EXCERPT PROVIDED:

▽

Feedback Request for 'R' Protocol Proposal

We are pleased to announce that our protocol-R upgrade proposal is almost ready!

Before it is finalized, we invite bakers and the community at large to provide us with your feedback. This is partly to verify support for the proposed features within the Tezos community, which ensures a smooth governance process, and to allow for potential adjustments of the proposal based on community inputs.

It is also an opportunity to answer your questions regarding the proposed changes.

Taking into account the feedback requires time for performing a security and implementation analysis. The consideration of feedback is therefore divided into three phases:

  • January 7 to January 17, 2024: Possible to provide feedback on both the definition of the changes and their parameterization.
  • January 17 to January 24, 2024: Possible to provide feedback only on the parameterization of changes.
  • January 24 to the proposal’s publication, expected mid-February 2024: finalization of the implementation of the proposal (background work for the technical teams)

Proposed changes:

  • Cycle length is reduced to 1 day

We propose to adjust the number of blocks per cycle to make Tezos L1 cycle last approximately one day – or, more precisely, 10800 blocks.

The rationale behind this change is to improve the user experience of all Tezos users – bakers, stakers and delegators alike – by expressing Proof-of-Stake and consensus-related delays in friendlier time units, while also reducing them significantly.

A few resulting changes entail:

  • The waiting period for finalizing an unstake operation (4 cycles) is reduced from ~11 to 4 days.
  • New bakers will earn baking rights faster, as baking power will be updated daily.
  • Attestation rewards will accrue daily.
  • Adjustments to a baker’s staking parameters will become active after 5 days, instead of ~14 days.
  • Similarly, the delay when (de)activating a consensus key on mainnet will be reduced from ~6 days to 2 days.

The proposed changes have no significant influence on the duration of the on-chain governance process. The protocol constant defining the length of governance periods is adjusted from 5 to 14 cycles, which translates to 14 days in ‘R’, compared to 14.22 days currently on Tezos mainnet.

Concretely, these changes entail adjusting the value of the BLOCKS_PER_CYCLE and CYCLES_PER_VOTING_PERIOD protocol constants. Meanwhile, certain other protocol constants that are expressed in cycles keep their current values. As a result of the shorter cycle duration, their duration will also be shortened.

Constant Description Current value Current duration R value R duration
BLOCKS_PER_CYCLE Length (in blocks) of a blockchain cycle 30720 blocks 2.84 days 10800 blocks 1 day
CYCLES_PER_VOTING_PERIOD Length (in cycles) of a governance period 5 cycles 14.22 days 14 cycles 14 days (Roughly unchanged)

△

ENTRIES SHOWN:
▽

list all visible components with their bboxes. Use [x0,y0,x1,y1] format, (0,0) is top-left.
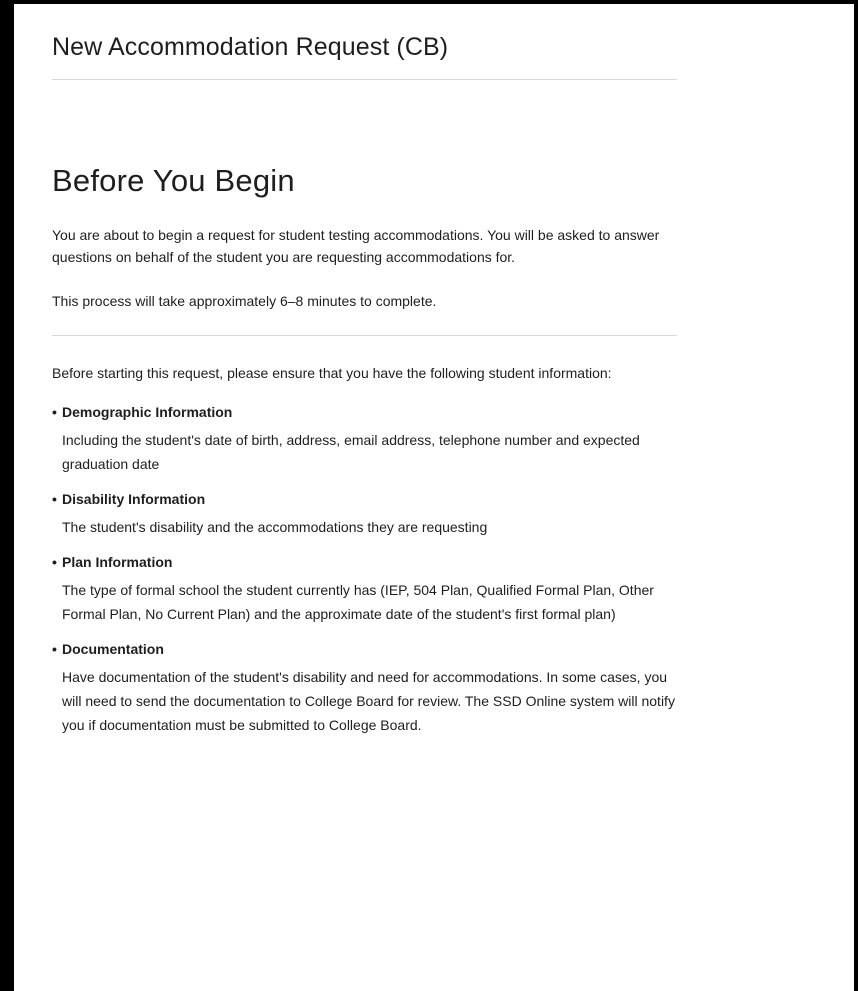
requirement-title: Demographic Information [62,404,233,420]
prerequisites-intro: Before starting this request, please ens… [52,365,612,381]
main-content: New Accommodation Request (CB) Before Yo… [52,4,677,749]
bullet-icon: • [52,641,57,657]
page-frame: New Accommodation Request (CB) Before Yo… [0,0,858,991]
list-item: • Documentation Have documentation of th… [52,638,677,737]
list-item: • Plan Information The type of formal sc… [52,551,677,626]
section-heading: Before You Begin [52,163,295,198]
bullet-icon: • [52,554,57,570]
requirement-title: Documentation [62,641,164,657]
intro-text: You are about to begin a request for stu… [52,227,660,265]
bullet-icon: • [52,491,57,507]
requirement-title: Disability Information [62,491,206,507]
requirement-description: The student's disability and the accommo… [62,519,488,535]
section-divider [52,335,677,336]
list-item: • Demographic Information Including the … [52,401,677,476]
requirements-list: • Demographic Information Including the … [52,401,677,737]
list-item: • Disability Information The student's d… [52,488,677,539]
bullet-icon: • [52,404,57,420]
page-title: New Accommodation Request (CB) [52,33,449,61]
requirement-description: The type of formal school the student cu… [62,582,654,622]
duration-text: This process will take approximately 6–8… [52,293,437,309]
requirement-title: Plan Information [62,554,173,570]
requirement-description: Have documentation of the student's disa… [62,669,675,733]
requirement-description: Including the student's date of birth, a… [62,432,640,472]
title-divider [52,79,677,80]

△
▽

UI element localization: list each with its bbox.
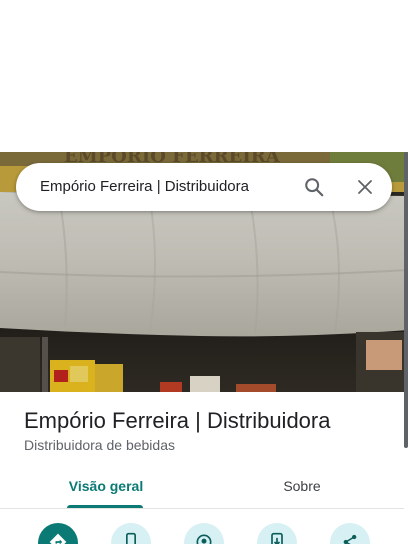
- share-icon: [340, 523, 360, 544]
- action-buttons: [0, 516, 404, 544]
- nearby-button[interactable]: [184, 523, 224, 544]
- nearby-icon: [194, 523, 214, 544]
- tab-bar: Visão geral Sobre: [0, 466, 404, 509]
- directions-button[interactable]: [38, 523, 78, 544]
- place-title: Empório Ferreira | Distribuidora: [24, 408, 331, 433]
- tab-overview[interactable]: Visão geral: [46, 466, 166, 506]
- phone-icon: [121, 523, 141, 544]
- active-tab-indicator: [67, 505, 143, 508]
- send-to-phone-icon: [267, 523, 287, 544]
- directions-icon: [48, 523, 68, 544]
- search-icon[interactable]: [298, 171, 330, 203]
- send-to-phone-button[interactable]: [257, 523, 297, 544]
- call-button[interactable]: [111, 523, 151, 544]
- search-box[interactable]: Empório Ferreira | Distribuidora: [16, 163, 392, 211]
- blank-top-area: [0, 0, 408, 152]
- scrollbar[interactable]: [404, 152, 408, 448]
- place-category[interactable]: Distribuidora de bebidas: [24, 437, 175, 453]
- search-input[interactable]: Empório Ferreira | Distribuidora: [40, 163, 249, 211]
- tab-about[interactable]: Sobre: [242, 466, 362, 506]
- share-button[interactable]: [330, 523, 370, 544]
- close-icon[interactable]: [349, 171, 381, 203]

△
▽

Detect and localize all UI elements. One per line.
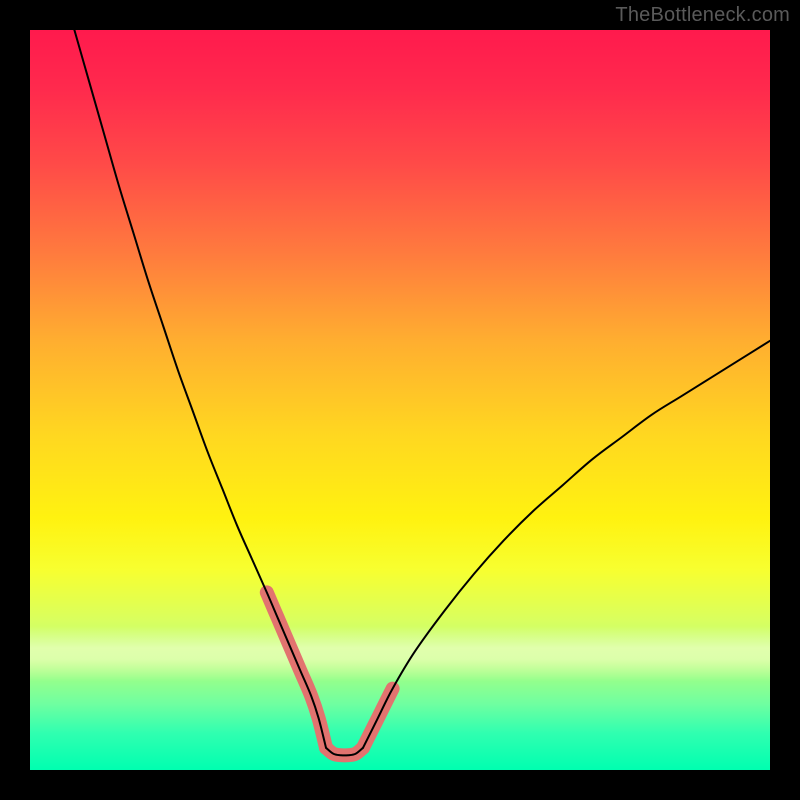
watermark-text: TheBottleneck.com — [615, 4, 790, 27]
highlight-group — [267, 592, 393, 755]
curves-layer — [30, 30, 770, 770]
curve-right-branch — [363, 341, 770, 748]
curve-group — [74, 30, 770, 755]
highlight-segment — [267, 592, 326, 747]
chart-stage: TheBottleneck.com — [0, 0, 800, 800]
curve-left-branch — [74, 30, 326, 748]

△

EXERCISES:
a) Under the feedback request, how many blocks would each Tezos L1 cycle contain?
b) List every resulting change that the feedback request names under "A few resulting changes entail:".
c) Retype the stretch of the feedback request from "Concretely, these changes" through "also be shortened.".

ANSWERS FOR THE TASKS:
a) 10800 blocks.

b)
- The waiting period for finalizing an unstake operation (4 cycles) is reduced from ~11 to 4 days.
- New bakers will earn baking rights faster, as baking power will be updated daily.
- Attestation rewards will accrue daily.
- Adjustments to a baker's staking parameters will become active after 5 days, instead of ~14 days.
- The delay when (de)activating a consensus key on mainnet will be reduced from ~6 days to 2 days.

c)
Concretely, these changes entail adjusting the value of the BLOCKS_PER_CYCLE and CYCLES_PER_VOTING_PERIOD protocol constants. Meanwhile, certain other protocol constants that are expressed in cycles keep their current values. As a result of the shorter cycle duration, their duration will also be shortened.